### PROVIDED TEXT:
<<<<
Migrant tuberculosis: the extent of transmission in a low burden country.

Author information

1
International Reference Laboratory of Mycobacteriology, Statens Serum Institut, Copenhagen, Denmark. zazakj@me.com

Abstract

BACKGROUND:

Human migration caused by political unrest, wars and poverty is a major topic in international health. Infectious diseases like tuberculosis follow their host, with potential impact on both the migrants and the population in the recipient countries. In this study, we evaluate Mycobacterium tuberculosis transmission between the national population and migrants in Denmark.

METHODS:

Register study based on IS6110-RFLP results from nationwide genotyping of tuberculosis cases during 1992 through 2004. Cases with 100% identical genotypes were defined as clustered and part of a transmission chain. Origin of clusters involving both Danes and migrants was defined as Danish/migrant/uncertain. Subsequently, the proportion of cases likely infected by the "opposite" ethnic group was estimated.
>>>>
### INPUT DATA:
<<<<
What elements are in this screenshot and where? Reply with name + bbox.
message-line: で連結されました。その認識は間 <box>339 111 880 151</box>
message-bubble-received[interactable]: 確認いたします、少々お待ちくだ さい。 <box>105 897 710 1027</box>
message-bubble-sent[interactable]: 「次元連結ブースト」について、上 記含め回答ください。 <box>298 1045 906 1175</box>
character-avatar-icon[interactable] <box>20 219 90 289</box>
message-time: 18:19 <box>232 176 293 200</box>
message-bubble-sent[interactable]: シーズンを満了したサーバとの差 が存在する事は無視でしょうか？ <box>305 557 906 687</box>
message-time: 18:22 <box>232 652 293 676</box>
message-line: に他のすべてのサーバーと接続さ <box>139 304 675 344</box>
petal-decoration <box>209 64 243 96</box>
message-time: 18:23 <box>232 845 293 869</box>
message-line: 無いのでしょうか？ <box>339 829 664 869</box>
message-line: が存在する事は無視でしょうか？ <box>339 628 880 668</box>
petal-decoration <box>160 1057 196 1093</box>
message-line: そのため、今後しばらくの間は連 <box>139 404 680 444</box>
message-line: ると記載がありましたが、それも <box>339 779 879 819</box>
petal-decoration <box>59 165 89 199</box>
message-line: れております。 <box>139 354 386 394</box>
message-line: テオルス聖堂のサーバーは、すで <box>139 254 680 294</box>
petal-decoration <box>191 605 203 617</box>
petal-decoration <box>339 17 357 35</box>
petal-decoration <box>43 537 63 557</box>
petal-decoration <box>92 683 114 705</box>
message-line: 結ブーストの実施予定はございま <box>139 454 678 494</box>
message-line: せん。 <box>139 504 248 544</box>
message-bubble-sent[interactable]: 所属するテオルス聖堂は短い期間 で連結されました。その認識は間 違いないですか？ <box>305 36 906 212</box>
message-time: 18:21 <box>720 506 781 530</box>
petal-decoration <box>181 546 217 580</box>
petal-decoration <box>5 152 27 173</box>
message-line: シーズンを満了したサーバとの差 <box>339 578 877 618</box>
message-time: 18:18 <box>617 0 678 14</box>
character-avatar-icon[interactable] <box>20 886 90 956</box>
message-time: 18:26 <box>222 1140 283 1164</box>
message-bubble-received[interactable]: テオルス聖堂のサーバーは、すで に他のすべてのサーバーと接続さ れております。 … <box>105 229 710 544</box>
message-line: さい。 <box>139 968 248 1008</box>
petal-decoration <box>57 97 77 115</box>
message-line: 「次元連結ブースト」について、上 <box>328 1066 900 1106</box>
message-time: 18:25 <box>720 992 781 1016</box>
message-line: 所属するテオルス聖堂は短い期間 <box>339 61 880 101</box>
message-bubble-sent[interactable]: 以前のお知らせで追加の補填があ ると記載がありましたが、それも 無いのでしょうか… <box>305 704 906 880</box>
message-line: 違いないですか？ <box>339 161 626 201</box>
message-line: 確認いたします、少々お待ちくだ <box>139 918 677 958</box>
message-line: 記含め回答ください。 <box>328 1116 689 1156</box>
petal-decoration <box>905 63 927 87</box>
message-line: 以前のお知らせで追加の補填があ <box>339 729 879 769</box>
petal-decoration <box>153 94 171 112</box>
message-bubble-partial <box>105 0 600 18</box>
>>>>
### TASKS AND EXERCISES:
**1)** Answer these questions using the tuberculosis abstract, one line per answer:
(a) Which laboratory is named in the author information?
(b) Which years did the nationwide genotyping cover?
(c) How were cases with 100% identical genotypes defined?
**2)** Translate this sentence from the tuberculosis abstract into Spanish: "Infectious diseases like tuberculosis follow their host, with potential impact on both the migrants and the population in the recipient countries."
**3)** Carry the tuberculosis abstract forward from its last sentence.

### SOLVED TASKS:
**1)**
(a) The International Reference Laboratory of Mycobacteriology, Statens Serum Institut, Copenhagen, Denmark.
(b) 1992 through 2004.
(c) As clustered and part of a transmission chain.

**2)** Las enfermedades infecciosas como la tuberculosis siguen a su huésped, con un posible impacto tanto en los migrantes como en la población de los países receptores.

**3)**
RESULTS:

4,631 cases were included, representing 99% of culture confirmed cases during 1992 through 2004. Migrants contributed 61.6% of cases. Up to 7.9% (95% CI 7.0-8.9) of migrants were infected by Danes. The corresponding figure was 5.8% (95% CI 4.8-7.0) for Danes. Thus, transmission from Danes to migrants occurred up to 2.5 (95% CI 1.8-3.5) times more frequent than vice versa (OR = 1). A dominant strain, Cluster-2, was almost exclusively found in Danes, particular younger-middle-aged males.

CONCLUSIONS:

Transmission between Danes and migrants is limited, and risk of being infected by the "opposite" ethnic group is highest for migrants. TB-control efforts should focus on continues micro-epidemics, e.g. with Cluster-2 in Danes, prevention of reactivation TB in high-risk migrants, and outbreaks in socially marginalized migrants, such as Somalis and Greenlanders. Fears that TB in migrants poses a threat for resident Danes seem exaggerated and unjustified. We believe this to be true for other low incidence countries as well.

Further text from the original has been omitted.